_Data items_
▼

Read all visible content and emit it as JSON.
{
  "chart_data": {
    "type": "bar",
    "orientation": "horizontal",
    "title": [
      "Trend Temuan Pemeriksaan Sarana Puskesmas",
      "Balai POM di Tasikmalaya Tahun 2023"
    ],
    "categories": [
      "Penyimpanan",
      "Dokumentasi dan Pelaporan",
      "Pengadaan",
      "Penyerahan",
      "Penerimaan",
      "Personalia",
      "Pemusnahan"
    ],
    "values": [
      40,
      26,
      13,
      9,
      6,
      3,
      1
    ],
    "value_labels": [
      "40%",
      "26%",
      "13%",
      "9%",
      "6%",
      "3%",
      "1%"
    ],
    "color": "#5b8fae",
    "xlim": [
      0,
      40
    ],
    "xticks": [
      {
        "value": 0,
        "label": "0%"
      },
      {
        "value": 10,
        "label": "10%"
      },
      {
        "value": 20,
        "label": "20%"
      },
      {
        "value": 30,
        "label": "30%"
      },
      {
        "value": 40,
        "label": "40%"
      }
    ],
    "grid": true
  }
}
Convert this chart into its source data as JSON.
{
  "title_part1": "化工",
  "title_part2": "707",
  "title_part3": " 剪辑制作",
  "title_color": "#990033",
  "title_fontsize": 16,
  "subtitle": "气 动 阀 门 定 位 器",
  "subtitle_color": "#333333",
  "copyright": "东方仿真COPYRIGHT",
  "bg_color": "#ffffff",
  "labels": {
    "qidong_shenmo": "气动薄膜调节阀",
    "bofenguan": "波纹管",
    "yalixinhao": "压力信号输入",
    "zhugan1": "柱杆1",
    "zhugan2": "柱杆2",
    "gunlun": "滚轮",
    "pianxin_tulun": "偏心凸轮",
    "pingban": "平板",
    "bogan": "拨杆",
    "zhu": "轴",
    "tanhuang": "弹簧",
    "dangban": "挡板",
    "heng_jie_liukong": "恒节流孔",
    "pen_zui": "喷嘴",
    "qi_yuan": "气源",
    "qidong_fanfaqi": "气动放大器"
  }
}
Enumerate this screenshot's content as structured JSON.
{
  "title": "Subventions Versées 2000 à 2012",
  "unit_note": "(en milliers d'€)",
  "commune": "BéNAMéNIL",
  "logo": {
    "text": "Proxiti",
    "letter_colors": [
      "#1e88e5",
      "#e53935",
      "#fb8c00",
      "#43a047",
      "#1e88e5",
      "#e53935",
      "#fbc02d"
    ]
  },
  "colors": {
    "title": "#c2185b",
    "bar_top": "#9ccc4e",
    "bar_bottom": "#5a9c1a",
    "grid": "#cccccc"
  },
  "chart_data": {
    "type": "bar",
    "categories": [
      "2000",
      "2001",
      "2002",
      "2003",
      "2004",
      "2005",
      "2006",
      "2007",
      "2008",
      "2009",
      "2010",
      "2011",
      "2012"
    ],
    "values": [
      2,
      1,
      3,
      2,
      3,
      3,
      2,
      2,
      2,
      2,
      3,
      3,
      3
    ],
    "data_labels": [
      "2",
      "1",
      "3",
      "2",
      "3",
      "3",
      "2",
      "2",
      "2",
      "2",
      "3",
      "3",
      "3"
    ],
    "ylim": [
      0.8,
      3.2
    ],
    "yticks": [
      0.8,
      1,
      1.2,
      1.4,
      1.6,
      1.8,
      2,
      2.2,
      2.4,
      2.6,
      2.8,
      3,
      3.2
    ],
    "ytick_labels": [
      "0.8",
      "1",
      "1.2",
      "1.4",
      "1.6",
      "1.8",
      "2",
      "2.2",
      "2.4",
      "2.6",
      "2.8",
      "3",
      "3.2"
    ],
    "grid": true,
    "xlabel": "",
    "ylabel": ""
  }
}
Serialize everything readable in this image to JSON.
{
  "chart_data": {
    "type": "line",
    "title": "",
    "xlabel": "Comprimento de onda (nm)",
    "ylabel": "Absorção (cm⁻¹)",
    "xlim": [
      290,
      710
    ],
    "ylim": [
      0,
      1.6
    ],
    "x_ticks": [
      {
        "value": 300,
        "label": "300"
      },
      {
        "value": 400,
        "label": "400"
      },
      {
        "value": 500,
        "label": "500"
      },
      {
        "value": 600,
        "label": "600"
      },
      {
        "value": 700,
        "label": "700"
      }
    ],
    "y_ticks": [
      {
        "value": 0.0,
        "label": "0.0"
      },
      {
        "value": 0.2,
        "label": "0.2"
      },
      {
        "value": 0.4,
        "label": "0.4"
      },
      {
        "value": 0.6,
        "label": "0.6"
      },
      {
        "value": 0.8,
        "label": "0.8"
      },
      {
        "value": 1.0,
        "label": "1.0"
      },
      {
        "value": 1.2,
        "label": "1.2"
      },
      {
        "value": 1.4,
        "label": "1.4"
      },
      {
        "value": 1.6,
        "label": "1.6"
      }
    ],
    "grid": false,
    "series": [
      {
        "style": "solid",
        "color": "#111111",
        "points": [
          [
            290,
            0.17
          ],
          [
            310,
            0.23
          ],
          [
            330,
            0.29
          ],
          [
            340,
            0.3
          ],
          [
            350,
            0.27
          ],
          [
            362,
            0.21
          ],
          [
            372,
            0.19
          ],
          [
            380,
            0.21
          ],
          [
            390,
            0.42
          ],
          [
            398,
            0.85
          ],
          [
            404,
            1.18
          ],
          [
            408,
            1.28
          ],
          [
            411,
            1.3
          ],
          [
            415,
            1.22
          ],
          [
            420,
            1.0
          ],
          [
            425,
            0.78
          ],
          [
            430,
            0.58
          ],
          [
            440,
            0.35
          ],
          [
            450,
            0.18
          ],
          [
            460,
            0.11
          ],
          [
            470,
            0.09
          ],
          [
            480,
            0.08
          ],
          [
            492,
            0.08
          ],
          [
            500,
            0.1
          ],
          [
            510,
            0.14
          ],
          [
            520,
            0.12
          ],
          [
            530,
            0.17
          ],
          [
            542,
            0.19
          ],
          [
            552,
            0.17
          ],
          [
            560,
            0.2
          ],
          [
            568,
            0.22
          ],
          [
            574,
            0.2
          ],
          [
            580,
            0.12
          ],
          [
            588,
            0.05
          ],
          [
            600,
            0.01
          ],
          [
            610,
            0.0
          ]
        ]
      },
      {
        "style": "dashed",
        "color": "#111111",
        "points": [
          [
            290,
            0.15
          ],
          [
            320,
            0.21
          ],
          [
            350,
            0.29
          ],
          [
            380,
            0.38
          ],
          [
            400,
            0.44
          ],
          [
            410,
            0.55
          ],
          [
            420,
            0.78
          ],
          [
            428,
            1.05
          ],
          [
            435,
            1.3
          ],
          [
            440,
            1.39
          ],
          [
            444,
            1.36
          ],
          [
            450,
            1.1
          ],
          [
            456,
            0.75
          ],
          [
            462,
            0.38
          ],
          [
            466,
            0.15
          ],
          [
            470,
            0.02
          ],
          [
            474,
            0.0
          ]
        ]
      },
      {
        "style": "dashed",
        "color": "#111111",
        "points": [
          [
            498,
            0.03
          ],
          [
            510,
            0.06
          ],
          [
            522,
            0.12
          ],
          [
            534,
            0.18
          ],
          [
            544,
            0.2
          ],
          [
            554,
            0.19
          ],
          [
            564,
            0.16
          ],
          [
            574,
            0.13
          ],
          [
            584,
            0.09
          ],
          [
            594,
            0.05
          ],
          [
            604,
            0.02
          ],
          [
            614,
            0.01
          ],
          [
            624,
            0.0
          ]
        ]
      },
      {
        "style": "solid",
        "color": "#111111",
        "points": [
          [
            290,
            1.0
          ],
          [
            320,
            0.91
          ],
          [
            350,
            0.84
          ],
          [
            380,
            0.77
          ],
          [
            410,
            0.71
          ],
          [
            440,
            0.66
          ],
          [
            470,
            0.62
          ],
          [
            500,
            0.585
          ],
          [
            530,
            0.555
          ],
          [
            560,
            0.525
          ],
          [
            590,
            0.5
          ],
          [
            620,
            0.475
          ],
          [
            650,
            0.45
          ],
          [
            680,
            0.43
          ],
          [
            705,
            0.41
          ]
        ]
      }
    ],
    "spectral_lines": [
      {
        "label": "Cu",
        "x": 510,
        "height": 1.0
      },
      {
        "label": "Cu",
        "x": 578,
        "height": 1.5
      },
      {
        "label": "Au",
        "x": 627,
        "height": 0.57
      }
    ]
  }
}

▲

_Task_
Extract every line that has the string "grid" in it.

_Solution to this problem_
    "grid": true
    "grid": "#cccccc"
    "grid": true,
    "grid": false,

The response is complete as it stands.